## Objective
Copy the records verbatim from their first line through the line containing "124, 195, 126]", inclusive.

## Records to process
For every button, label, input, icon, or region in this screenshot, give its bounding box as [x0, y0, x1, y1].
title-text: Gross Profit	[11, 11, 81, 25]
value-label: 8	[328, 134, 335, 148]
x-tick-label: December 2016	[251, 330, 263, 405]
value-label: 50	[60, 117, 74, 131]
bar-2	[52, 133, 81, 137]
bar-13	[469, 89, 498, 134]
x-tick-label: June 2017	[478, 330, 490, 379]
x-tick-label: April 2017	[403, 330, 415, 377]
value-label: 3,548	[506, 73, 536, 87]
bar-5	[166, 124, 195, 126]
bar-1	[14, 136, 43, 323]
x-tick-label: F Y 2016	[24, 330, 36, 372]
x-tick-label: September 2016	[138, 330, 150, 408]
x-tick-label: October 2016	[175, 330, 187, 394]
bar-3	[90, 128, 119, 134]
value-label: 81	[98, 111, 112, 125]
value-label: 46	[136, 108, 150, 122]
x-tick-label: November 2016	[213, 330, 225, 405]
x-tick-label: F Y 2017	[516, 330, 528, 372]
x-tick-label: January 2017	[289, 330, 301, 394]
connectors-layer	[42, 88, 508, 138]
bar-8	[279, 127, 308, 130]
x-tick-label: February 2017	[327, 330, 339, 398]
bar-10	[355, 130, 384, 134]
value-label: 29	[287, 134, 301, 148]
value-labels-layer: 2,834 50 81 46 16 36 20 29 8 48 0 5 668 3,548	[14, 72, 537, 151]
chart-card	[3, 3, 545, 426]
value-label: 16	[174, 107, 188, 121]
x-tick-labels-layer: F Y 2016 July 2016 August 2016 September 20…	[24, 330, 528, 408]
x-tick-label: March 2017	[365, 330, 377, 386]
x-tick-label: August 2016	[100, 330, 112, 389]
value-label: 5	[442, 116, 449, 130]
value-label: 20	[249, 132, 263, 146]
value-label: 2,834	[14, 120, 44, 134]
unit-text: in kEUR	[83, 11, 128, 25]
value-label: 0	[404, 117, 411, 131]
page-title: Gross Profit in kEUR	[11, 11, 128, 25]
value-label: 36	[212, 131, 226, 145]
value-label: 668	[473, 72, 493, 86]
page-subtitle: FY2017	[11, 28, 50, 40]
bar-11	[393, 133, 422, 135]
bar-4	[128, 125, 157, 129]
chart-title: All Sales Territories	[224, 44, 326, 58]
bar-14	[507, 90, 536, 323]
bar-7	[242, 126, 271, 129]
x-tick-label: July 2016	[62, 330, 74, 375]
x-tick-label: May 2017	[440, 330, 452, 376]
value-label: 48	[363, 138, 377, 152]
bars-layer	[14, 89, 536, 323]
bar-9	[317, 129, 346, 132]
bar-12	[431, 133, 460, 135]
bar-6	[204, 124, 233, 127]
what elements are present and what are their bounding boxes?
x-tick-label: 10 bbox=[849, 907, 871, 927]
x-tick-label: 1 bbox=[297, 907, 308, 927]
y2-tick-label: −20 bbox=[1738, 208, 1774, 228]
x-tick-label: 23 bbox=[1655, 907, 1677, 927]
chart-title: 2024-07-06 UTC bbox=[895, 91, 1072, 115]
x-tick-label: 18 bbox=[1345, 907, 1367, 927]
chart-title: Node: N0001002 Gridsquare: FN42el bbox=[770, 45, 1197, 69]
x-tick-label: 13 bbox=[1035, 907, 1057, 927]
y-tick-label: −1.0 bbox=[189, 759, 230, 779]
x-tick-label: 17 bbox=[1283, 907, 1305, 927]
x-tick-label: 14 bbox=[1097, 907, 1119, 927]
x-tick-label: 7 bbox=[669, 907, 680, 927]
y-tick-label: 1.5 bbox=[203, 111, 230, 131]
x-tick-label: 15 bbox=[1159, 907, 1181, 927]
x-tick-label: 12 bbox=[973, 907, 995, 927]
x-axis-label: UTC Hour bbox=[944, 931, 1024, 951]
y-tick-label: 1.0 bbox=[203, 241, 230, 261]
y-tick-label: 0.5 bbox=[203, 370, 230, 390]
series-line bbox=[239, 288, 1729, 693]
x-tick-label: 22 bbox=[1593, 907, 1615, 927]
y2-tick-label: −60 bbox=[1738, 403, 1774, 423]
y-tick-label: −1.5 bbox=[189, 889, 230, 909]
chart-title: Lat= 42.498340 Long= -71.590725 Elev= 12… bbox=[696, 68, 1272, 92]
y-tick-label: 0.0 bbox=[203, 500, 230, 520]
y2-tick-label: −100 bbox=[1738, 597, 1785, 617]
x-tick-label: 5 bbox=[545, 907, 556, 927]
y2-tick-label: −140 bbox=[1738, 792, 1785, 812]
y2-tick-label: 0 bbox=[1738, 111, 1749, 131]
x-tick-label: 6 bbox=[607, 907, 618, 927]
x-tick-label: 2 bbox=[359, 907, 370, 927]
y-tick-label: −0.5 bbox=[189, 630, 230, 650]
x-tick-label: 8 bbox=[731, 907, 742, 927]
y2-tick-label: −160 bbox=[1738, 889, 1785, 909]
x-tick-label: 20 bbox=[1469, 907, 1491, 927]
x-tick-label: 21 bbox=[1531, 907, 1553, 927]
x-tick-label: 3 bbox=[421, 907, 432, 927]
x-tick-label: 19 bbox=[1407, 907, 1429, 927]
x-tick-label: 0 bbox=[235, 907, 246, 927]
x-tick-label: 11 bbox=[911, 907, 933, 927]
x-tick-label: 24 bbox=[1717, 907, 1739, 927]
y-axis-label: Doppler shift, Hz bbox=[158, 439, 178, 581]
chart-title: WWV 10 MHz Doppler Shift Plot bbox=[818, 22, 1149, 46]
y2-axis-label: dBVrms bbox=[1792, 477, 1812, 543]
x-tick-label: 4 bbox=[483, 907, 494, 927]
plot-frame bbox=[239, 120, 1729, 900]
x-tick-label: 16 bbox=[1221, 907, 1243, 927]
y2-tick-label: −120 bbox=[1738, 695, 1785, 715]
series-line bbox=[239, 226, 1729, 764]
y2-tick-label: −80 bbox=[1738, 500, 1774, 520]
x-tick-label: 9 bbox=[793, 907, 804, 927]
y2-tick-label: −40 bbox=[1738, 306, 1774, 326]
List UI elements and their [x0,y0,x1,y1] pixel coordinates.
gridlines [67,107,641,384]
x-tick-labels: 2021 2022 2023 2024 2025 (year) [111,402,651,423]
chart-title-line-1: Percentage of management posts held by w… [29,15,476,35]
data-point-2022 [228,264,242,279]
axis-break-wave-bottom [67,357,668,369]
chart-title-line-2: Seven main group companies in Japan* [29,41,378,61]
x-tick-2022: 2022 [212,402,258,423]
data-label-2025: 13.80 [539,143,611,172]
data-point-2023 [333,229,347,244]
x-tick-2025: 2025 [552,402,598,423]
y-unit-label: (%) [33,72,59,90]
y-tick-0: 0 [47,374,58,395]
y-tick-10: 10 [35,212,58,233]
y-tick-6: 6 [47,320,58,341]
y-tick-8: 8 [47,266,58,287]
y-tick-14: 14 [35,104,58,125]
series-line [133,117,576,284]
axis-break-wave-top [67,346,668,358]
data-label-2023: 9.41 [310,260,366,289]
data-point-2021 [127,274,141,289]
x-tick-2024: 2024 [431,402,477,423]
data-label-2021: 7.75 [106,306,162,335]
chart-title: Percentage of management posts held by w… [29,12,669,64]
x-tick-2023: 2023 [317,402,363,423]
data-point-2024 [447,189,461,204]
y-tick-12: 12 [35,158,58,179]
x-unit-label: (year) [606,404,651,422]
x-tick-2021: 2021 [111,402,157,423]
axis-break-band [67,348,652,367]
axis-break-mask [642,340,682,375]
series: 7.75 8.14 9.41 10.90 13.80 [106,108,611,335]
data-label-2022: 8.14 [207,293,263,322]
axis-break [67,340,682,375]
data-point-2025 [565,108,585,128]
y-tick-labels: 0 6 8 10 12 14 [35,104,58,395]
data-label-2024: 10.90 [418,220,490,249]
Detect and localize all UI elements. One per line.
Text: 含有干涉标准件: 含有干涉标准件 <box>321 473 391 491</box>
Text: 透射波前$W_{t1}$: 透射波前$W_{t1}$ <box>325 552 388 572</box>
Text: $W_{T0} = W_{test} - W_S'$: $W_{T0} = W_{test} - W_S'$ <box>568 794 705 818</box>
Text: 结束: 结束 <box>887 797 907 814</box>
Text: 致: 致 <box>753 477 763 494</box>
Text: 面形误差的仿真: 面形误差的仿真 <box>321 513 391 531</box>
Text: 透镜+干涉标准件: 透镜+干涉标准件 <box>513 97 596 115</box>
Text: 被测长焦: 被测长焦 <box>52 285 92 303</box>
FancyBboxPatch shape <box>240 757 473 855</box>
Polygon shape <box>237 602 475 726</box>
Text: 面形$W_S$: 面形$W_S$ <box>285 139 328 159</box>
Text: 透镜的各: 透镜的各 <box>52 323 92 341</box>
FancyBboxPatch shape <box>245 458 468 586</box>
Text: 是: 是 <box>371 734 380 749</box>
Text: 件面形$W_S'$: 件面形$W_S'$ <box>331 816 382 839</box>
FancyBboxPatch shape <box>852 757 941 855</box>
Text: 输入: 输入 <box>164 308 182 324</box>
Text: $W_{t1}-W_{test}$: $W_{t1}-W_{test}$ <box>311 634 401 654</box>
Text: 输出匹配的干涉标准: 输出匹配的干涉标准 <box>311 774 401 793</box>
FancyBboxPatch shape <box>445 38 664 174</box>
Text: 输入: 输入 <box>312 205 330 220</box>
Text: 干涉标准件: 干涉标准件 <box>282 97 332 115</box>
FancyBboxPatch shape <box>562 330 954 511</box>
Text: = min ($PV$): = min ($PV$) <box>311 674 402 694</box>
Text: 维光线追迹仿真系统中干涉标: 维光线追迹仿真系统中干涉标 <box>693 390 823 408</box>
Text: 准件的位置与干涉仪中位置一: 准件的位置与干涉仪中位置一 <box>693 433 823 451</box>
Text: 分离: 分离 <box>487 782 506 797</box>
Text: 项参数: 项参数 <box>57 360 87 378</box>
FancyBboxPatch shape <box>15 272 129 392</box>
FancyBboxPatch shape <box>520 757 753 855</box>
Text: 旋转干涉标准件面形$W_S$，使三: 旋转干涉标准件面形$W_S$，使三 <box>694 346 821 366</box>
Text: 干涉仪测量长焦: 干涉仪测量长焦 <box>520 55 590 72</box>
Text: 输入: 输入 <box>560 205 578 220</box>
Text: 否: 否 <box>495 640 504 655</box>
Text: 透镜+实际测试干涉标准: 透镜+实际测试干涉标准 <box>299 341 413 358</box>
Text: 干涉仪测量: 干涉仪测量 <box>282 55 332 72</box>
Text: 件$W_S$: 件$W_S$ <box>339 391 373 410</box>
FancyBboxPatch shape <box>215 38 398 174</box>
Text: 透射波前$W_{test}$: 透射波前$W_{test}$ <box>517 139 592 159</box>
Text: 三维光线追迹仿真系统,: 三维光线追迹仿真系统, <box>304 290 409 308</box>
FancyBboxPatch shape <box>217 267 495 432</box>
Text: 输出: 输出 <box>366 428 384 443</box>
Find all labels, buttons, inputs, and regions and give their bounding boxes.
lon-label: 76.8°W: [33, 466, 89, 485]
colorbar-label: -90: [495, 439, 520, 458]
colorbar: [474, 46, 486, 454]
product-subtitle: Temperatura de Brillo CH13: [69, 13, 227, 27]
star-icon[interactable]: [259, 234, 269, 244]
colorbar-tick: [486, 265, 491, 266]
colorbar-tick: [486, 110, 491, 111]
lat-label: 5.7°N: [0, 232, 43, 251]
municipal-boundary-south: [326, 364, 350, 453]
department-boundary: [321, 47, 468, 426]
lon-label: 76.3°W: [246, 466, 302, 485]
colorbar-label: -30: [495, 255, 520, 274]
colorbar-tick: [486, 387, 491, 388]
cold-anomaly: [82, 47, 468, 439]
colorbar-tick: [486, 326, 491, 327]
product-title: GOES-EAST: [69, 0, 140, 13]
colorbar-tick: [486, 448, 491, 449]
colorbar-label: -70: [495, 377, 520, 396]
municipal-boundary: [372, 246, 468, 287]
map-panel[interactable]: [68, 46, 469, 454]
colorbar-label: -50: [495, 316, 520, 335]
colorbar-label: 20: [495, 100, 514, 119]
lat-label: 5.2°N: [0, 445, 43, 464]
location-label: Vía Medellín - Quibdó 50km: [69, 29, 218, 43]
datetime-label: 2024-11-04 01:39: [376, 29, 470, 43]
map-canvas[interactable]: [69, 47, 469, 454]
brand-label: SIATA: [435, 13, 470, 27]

## Output below
For every button, label, input, icon, or region in this screenshot, give its bounding box as [x0, y0, x1, y1].
title-text: Gross Profit	[11, 11, 81, 25]
value-label: 8	[328, 134, 335, 148]
x-tick-label: December 2016	[251, 330, 263, 405]
value-label: 50	[60, 117, 74, 131]
bar-2	[52, 133, 81, 137]
bar-13	[469, 89, 498, 134]
x-tick-label: June 2017	[478, 330, 490, 379]
x-tick-label: April 2017	[403, 330, 415, 377]
value-label: 3,548	[506, 73, 536, 87]
bar-5	[166, 124, 195, 126]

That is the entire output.